» Problem description:
Copy the material from its start down through the line containing "x-tick-label: 700 [349, 363, 374, 378]", replacing "Relative intensity" with "Normalized intensity" and leaving everything else as it is.

» Record extracts:

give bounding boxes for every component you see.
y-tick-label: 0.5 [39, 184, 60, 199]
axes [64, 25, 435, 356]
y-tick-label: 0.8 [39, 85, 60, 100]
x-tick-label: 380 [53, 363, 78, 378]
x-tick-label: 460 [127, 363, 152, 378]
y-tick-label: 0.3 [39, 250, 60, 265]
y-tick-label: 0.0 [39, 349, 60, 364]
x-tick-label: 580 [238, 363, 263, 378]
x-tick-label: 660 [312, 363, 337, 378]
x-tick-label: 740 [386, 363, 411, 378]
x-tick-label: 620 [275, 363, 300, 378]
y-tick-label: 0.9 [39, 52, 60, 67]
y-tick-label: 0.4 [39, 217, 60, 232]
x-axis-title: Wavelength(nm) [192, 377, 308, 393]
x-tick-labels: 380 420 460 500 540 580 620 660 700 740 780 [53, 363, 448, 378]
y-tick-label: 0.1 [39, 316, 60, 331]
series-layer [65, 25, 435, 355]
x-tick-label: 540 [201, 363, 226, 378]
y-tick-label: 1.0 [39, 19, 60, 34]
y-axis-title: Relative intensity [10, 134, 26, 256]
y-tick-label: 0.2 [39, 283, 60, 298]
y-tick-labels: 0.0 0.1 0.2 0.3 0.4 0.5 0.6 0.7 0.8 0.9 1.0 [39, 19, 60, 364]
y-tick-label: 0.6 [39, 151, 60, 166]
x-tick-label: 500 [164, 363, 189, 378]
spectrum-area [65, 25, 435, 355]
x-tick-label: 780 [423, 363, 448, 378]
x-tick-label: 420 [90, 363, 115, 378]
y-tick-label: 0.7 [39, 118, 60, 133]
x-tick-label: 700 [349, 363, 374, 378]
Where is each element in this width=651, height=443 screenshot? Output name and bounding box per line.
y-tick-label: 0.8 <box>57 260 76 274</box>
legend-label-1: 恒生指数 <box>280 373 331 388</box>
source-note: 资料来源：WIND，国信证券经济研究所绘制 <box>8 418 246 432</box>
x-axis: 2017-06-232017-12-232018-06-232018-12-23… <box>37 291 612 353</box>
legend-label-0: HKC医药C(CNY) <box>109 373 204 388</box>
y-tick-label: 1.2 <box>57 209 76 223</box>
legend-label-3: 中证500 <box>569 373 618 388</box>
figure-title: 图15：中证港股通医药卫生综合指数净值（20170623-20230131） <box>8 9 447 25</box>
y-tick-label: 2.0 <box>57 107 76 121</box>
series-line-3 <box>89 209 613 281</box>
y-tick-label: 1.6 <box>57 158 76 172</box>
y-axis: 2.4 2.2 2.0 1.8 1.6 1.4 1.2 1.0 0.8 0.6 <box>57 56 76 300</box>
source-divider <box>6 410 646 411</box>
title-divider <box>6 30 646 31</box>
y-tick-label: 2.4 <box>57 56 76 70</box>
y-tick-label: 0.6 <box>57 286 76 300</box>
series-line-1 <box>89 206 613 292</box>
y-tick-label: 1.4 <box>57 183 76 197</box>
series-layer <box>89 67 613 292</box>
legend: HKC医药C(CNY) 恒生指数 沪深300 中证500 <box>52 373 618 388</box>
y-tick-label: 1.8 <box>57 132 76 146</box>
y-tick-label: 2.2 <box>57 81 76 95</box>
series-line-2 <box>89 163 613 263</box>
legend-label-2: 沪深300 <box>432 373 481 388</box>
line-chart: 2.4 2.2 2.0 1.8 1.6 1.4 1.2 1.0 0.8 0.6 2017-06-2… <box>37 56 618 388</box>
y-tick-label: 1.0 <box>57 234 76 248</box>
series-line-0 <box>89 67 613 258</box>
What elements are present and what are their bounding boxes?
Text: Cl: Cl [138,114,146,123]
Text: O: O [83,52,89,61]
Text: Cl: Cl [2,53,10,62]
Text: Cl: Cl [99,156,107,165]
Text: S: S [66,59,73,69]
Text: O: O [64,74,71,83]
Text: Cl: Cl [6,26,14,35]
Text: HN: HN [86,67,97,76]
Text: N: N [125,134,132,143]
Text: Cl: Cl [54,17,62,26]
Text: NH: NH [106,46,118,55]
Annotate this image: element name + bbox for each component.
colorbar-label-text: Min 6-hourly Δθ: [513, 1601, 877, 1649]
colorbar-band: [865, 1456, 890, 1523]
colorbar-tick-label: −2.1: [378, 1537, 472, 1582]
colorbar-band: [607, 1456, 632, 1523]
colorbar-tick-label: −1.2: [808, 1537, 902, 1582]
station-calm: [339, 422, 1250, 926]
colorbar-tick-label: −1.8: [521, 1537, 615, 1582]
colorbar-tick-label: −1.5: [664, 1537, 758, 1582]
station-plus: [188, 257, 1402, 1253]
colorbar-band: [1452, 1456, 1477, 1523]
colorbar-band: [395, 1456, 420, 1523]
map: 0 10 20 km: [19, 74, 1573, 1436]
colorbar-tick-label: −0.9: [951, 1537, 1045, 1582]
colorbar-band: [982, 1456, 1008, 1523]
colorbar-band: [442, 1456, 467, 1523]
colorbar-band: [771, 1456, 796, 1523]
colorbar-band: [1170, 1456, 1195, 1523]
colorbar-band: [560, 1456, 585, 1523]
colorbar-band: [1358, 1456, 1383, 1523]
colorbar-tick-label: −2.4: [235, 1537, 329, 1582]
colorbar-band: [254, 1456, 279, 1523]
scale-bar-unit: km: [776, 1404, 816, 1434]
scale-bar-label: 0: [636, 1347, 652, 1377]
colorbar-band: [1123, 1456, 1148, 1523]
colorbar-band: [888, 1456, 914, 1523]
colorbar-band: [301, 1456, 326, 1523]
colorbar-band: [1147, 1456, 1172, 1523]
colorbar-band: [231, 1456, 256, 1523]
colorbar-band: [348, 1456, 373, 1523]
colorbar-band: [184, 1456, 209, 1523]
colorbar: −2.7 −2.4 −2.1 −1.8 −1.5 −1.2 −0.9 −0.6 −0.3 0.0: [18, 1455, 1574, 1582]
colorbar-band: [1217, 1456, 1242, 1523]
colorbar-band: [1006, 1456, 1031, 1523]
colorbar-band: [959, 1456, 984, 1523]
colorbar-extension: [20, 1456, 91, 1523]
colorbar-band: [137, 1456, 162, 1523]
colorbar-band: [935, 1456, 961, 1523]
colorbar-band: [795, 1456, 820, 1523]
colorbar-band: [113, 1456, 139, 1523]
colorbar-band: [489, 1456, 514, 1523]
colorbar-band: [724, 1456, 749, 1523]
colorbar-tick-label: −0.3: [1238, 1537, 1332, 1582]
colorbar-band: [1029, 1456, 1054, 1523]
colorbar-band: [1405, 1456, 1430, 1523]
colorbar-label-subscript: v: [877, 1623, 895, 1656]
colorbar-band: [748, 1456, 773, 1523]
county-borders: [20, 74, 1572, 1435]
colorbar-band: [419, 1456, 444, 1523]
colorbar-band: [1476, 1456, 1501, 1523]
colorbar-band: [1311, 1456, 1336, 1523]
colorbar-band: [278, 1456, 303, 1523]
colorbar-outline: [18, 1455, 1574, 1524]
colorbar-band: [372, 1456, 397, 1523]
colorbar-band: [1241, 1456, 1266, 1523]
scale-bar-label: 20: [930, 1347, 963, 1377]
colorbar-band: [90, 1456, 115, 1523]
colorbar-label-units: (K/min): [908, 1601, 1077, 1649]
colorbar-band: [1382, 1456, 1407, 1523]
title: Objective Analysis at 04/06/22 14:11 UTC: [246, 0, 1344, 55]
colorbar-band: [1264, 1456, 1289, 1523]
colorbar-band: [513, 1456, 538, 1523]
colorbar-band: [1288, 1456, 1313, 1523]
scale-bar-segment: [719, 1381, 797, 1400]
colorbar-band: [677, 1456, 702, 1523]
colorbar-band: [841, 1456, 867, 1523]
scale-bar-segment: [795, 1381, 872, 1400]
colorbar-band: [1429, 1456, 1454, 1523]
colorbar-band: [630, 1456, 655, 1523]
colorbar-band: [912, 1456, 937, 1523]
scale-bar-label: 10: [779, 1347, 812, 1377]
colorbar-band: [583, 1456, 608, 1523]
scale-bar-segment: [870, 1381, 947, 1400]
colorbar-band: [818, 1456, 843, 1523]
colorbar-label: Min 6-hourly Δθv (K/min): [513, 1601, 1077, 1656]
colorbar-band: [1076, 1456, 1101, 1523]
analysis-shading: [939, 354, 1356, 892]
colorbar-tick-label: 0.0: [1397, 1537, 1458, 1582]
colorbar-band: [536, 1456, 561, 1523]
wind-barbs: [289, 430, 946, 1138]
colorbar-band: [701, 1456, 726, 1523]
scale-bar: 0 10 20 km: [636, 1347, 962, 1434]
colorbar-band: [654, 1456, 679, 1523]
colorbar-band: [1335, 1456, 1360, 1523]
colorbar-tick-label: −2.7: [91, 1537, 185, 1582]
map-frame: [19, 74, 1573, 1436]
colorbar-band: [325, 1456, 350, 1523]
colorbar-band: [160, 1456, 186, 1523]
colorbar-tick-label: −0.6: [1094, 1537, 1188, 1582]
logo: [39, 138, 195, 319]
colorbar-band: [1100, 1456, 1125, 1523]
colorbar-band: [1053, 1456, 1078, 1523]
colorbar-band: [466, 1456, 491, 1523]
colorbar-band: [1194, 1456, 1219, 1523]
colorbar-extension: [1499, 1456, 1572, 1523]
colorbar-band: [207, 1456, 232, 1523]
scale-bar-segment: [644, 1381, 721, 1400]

» The response:
give bounding boxes for every component you see.
y-tick-label: 0.5 [39, 184, 60, 199]
axes [64, 25, 435, 356]
y-tick-label: 0.8 [39, 85, 60, 100]
x-tick-label: 380 [53, 363, 78, 378]
x-tick-label: 460 [127, 363, 152, 378]
y-tick-label: 0.3 [39, 250, 60, 265]
y-tick-label: 0.0 [39, 349, 60, 364]
x-tick-label: 580 [238, 363, 263, 378]
x-tick-label: 660 [312, 363, 337, 378]
x-tick-label: 740 [386, 363, 411, 378]
x-tick-label: 620 [275, 363, 300, 378]
y-tick-label: 0.9 [39, 52, 60, 67]
y-tick-label: 0.4 [39, 217, 60, 232]
x-axis-title: Wavelength(nm) [192, 377, 308, 393]
x-tick-labels: 380 420 460 500 540 580 620 660 700 740 780 [53, 363, 448, 378]
y-tick-label: 0.1 [39, 316, 60, 331]
series-layer [65, 25, 435, 355]
x-tick-label: 540 [201, 363, 226, 378]
y-tick-label: 1.0 [39, 19, 60, 34]
y-axis-title: Normalized intensity [10, 134, 26, 256]
y-tick-label: 0.2 [39, 283, 60, 298]
y-tick-labels: 0.0 0.1 0.2 0.3 0.4 0.5 0.6 0.7 0.8 0.9 1.0 [39, 19, 60, 364]
y-tick-label: 0.6 [39, 151, 60, 166]
x-tick-label: 500 [164, 363, 189, 378]
spectrum-area [65, 25, 435, 355]
x-tick-label: 780 [423, 363, 448, 378]
x-tick-label: 420 [90, 363, 115, 378]
y-tick-label: 0.7 [39, 118, 60, 133]
x-tick-label: 700 [349, 363, 374, 378]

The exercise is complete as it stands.